CHALLENGE: Copy every line that mentions the word "order".

(Entries with figure data)
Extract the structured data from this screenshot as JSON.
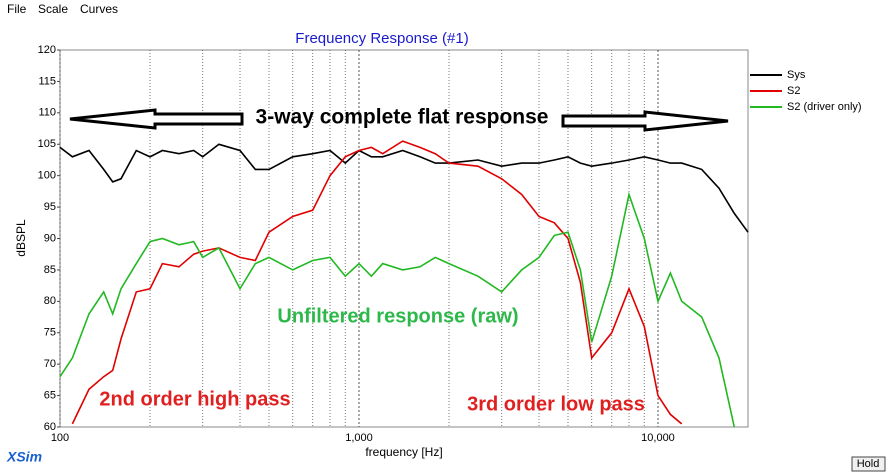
{
  "menu": [
    "File",
    "Scale",
    "Curves"
  ],
  "chart_data": {
    "type": "line",
    "title": "Frequency Response (#1)",
    "xlabel": "frequency [Hz]",
    "ylabel": "dBSPL",
    "xscale": "log",
    "xlim": [
      100,
      20000
    ],
    "xticks": [
      100,
      {
        "value": 1000,
        "label": "1,000"
      },
      {
        "value": 10000,
        "label": "10,000"
      }
    ],
    "minor_xticks": [
      200,
      300,
      400,
      500,
      600,
      700,
      800,
      900,
      2000,
      3000,
      4000,
      5000,
      6000,
      7000,
      8000,
      9000
    ],
    "ylim": [
      60,
      120
    ],
    "yticks": [
      60,
      65,
      70,
      75,
      80,
      85,
      90,
      95,
      100,
      105,
      110,
      115,
      120
    ],
    "grid": true,
    "legend": "right",
    "x": [
      100,
      110,
      125,
      140,
      150,
      160,
      180,
      200,
      220,
      250,
      280,
      300,
      340,
      400,
      450,
      500,
      600,
      700,
      800,
      900,
      1000,
      1100,
      1200,
      1400,
      1600,
      1800,
      2000,
      2500,
      3000,
      3500,
      4000,
      4500,
      5000,
      5500,
      6000,
      7000,
      8000,
      9000,
      10000,
      11000,
      12000,
      14000,
      16000,
      18000,
      20000
    ],
    "series": [
      {
        "name": "Sys",
        "color": "#000000",
        "values": [
          104.5,
          103,
          104,
          101,
          99,
          99.5,
          104,
          103,
          104,
          103.5,
          104,
          103,
          105,
          104,
          101,
          101,
          103,
          103.5,
          104,
          102,
          104,
          103,
          103,
          104,
          103,
          102,
          102,
          102.5,
          101.5,
          102,
          102,
          102.5,
          103,
          102,
          101.5,
          102,
          102.5,
          103,
          102.5,
          102,
          102,
          101,
          98,
          94,
          91
        ]
      },
      {
        "name": "S2",
        "color": "#e00000",
        "values": [
          null,
          60.5,
          66,
          68,
          69,
          74,
          81.5,
          82,
          86,
          85.5,
          87.5,
          88,
          88.5,
          87,
          86.5,
          91,
          93.5,
          94.5,
          100,
          103,
          104,
          104.5,
          103.5,
          105.5,
          104.5,
          103.5,
          102,
          101.5,
          99.5,
          97,
          93.5,
          92.5,
          90,
          83,
          71,
          75,
          82,
          76,
          65,
          62,
          60.5,
          null,
          null,
          null,
          null
        ]
      },
      {
        "name": "S2 (driver only)",
        "color": "#22b822",
        "values": [
          68,
          71,
          78,
          81.5,
          78,
          82,
          86,
          89.5,
          90,
          89,
          89.5,
          87,
          88.5,
          82,
          86,
          87,
          85,
          86.5,
          87,
          84,
          86,
          84,
          86,
          85,
          85.5,
          87,
          86,
          84,
          81.5,
          85,
          87,
          90.5,
          91,
          85,
          73.5,
          84,
          97,
          90,
          80,
          84.5,
          80,
          77.5,
          71,
          60,
          null
        ]
      }
    ],
    "annotations": [
      {
        "text": "3-way complete flat response",
        "color": "#000000"
      },
      {
        "text": "Unfiltered response (raw)",
        "color": "#2db84a"
      },
      {
        "text": "2nd order high pass",
        "color": "#e02020"
      },
      {
        "text": "3rd order low pass",
        "color": "#e02020"
      }
    ]
  },
  "footer": {
    "app": "XSim",
    "button": "Hold"
  }
}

ANSWER TO THE TASK:
        "text": "2nd order high pass",
        "text": "3rd order low pass",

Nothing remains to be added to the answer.